[start of Excerpted data]

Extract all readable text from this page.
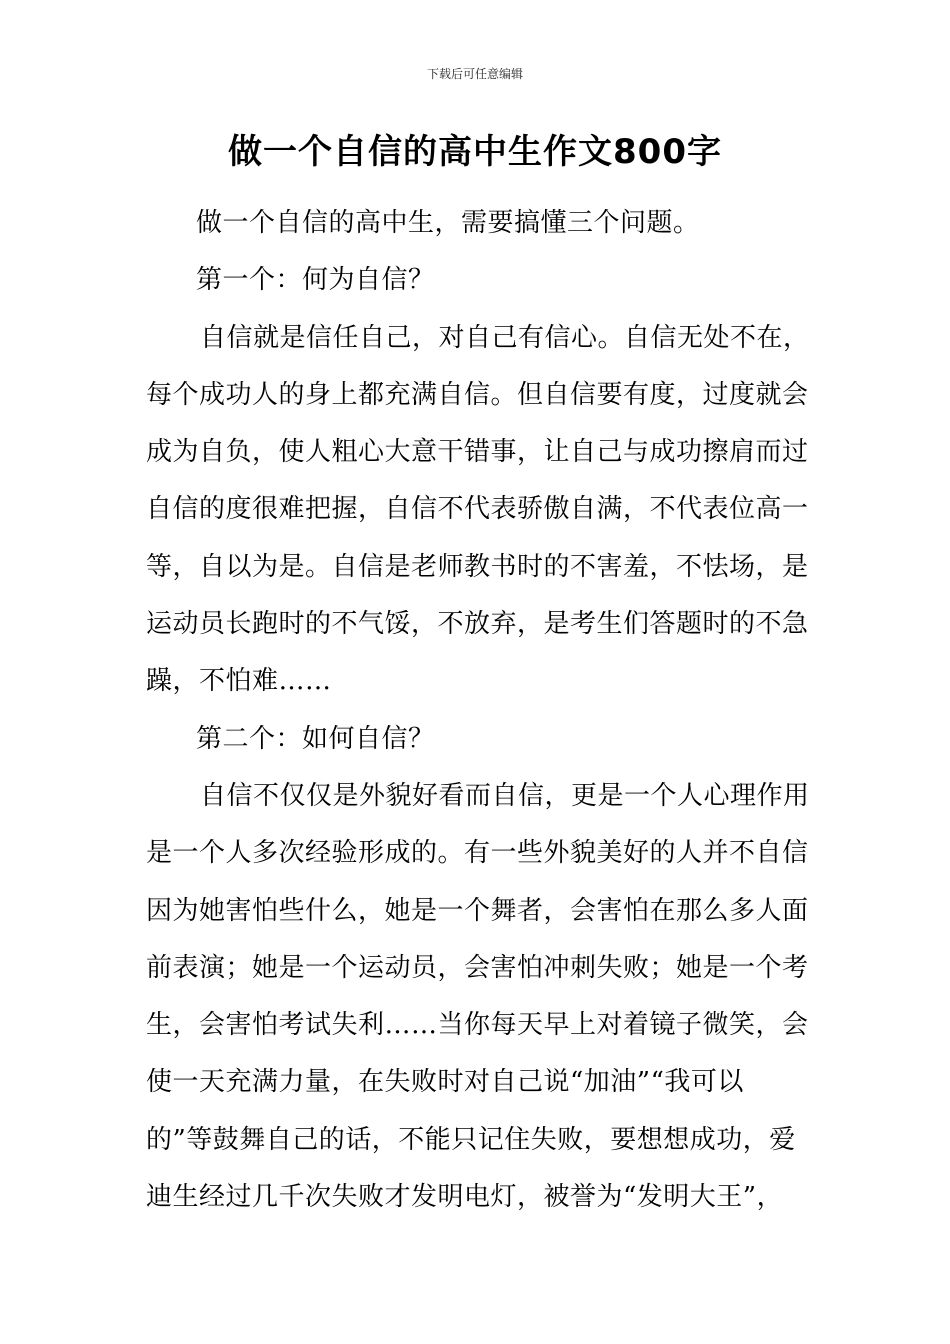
下载后可任意编辑
做一个自信的高中生作文800字
做一个自信的高中生，需要搞懂三个问题。
第一个：何为自信？
自信就是信任自己，对自己有信心。自信无处不在，
每个成功人的身上都充满自信。但自信要有度，过度就会
成为自负，使人粗心大意干错事，让自己与成功擦肩而过
自信的度很难把握，自信不代表骄傲自满，不代表位高一
等，自以为是。自信是老师教书时的不害羞，不怯场，是
运动员长跑时的不气馁，不放弃，是考生们答题时的不急
躁，不怕难……
第二个：如何自信？
自信不仅仅是外貌好看而自信，更是一个人心理作用
是一个人多次经验形成的。有一些外貌美好的人并不自信
因为她害怕些什么，她是一个舞者，会害怕在那么多人面
前表演；她是一个运动员，会害怕冲刺失败；她是一个考
生，会害怕考试失利……当你每天早上对着镜子微笑，会
使一天充满力量，在失败时对自己说“加油”“我可以
的”等鼓舞自己的话，不能只记住失败，要想想成功，爱
迪生经过几千次失败才发明电灯，被誉为“发明大王”，
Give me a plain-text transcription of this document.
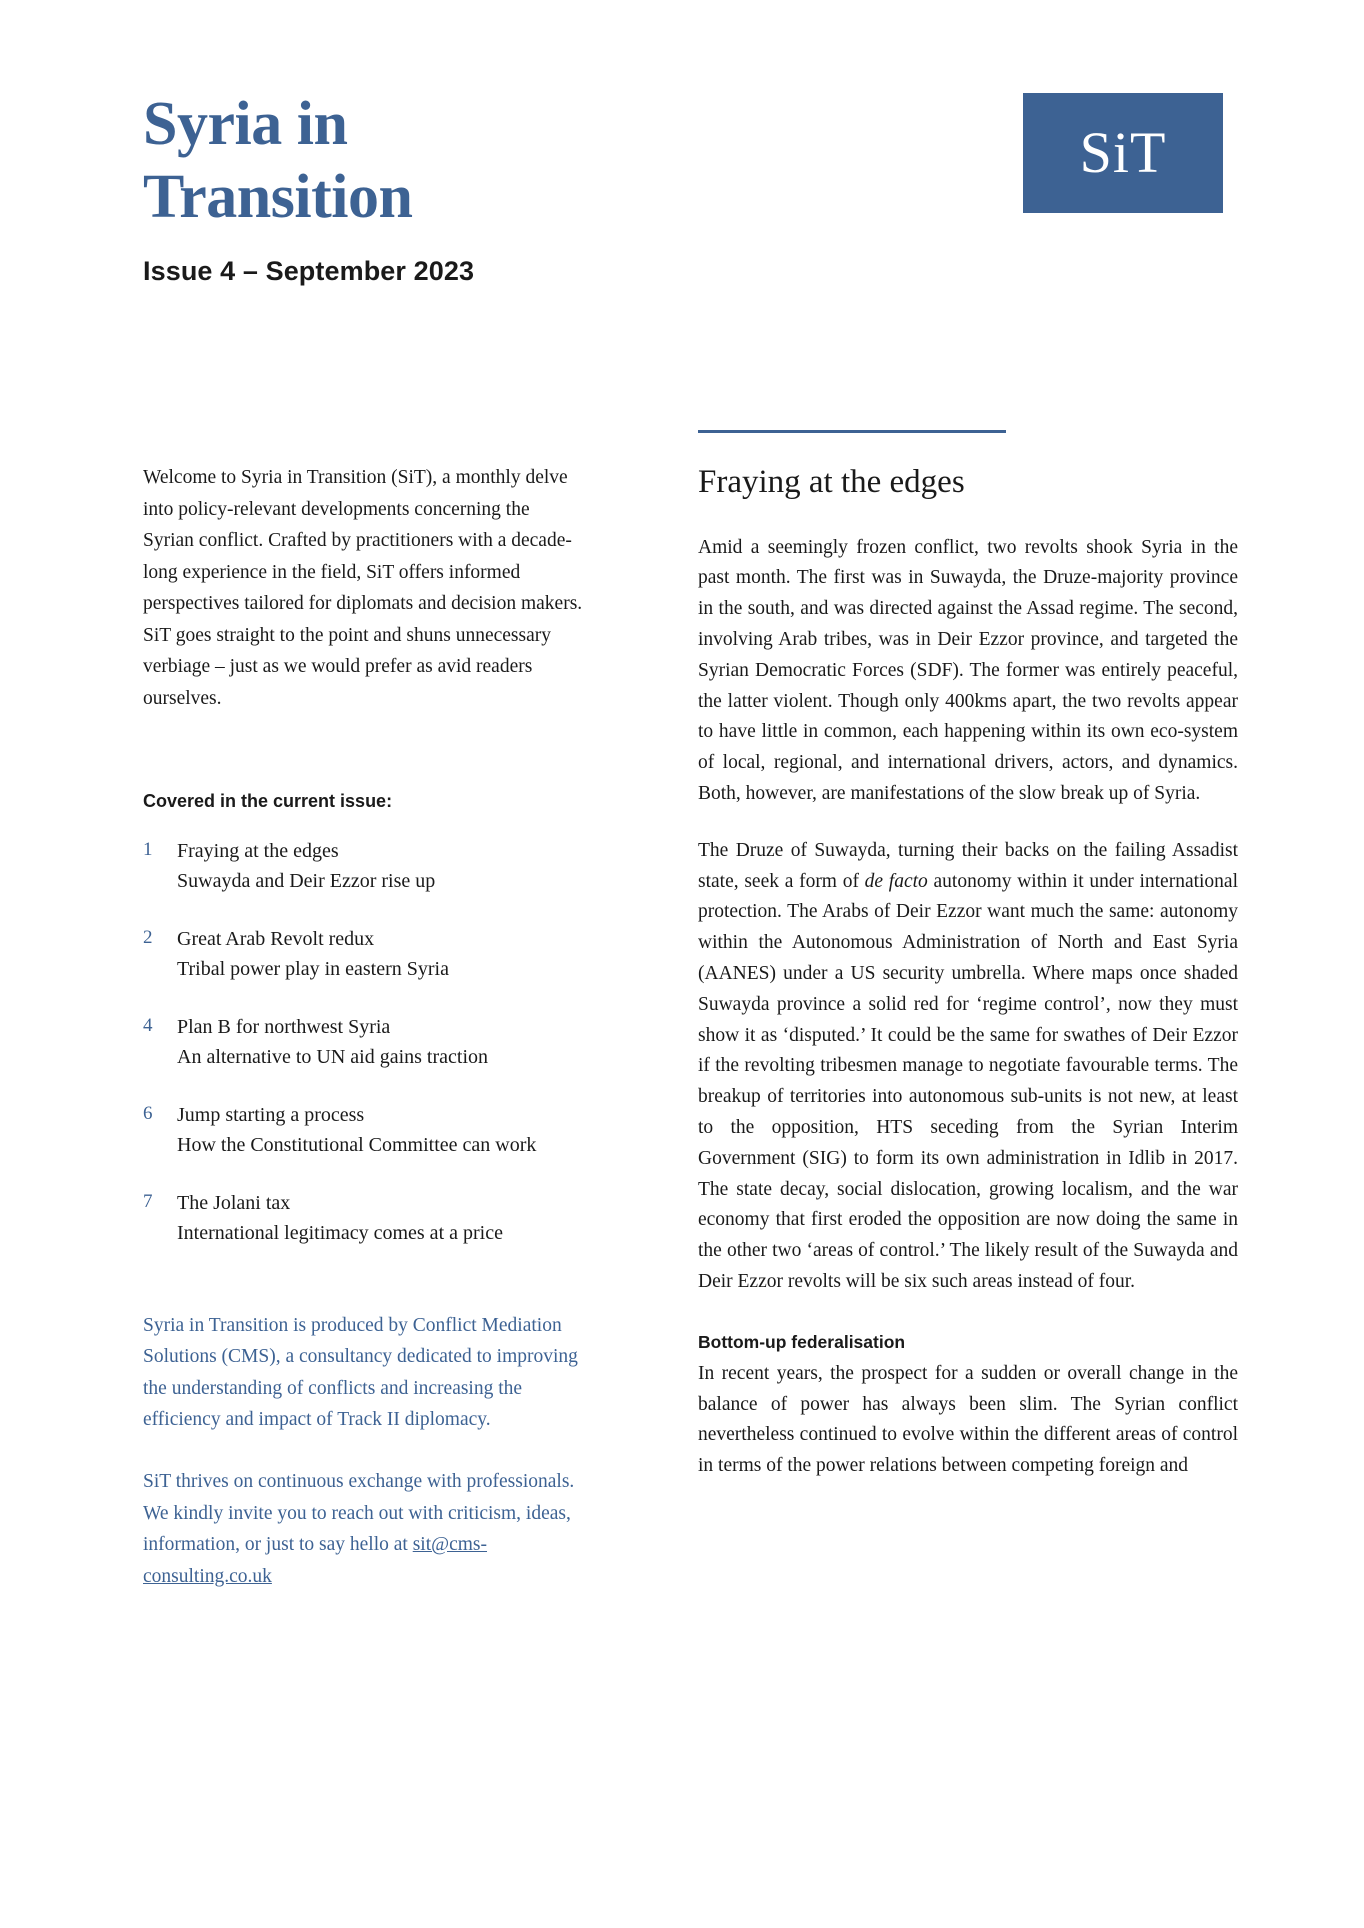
Syria in
Transition
Issue 4 – September 2023
SiT

Welcome to Syria in Transition (SiT), a monthly delve into policy-relevant developments concerning the Syrian conflict. Crafted by practitioners with a decade-long experience in the field, SiT offers informed perspectives tailored for diplomats and decision makers. SiT goes straight to the point and shuns unnecessary verbiage – just as we would prefer as avid readers ourselves.

Covered in the current issue:
1	Fraying at the edges
Suwayda and Deir Ezzor rise up
2	Great Arab Revolt redux
Tribal power play in eastern Syria
4	Plan B for northwest Syria
An alternative to UN aid gains traction
6	Jump starting a process
How the Constitutional Committee can work
7	The Jolani tax
International legitimacy comes at a price

Syria in Transition is produced by Conflict Mediation Solutions (CMS), a consultancy dedicated to improving the understanding of conflicts and increasing the efficiency and impact of Track II diplomacy.

SiT thrives on continuous exchange with professionals. We kindly invite you to reach out with criticism, ideas, information, or just to say hello at sit@cms-consulting.co.uk

Fraying at the edges

Amid a seemingly frozen conflict, two revolts shook Syria in the past month. The first was in Suwayda, the Druze-majority province in the south, and was directed against the Assad regime. The second, involving Arab tribes, was in Deir Ezzor province, and targeted the Syrian Democratic Forces (SDF). The former was entirely peaceful, the latter violent. Though only 400kms apart, the two revolts appear to have little in common, each happening within its own eco-system of local, regional, and international drivers, actors, and dynamics. Both, however, are manifestations of the slow break up of Syria.

The Druze of Suwayda, turning their backs on the failing Assadist state, seek a form of de facto autonomy within it under international protection. The Arabs of Deir Ezzor want much the same: autonomy within the Autonomous Administration of North and East Syria (AANES) under a US security umbrella. Where maps once shaded Suwayda province a solid red for ‘regime control’, now they must show it as ‘disputed.’ It could be the same for swathes of Deir Ezzor if the revolting tribesmen manage to negotiate favourable terms. The breakup of territories into autonomous sub-units is not new, at least to the opposition, HTS seceding from the Syrian Interim Government (SIG) to form its own administration in Idlib in 2017. The state decay, social dislocation, growing localism, and the war economy that first eroded the opposition are now doing the same in the other two ‘areas of control.’ The likely result of the Suwayda and Deir Ezzor revolts will be six such areas instead of four.

Bottom-up federalisation

In recent years, the prospect for a sudden or overall change in the balance of power has always been slim. The Syrian conflict nevertheless continued to evolve within the different areas of control in terms of the power relations between competing foreign and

[end of Excerpted data]

Copy out every line from the data above that has "this" in it.

Extract all readable text from this page.
Give me a plain-text transcription of this document.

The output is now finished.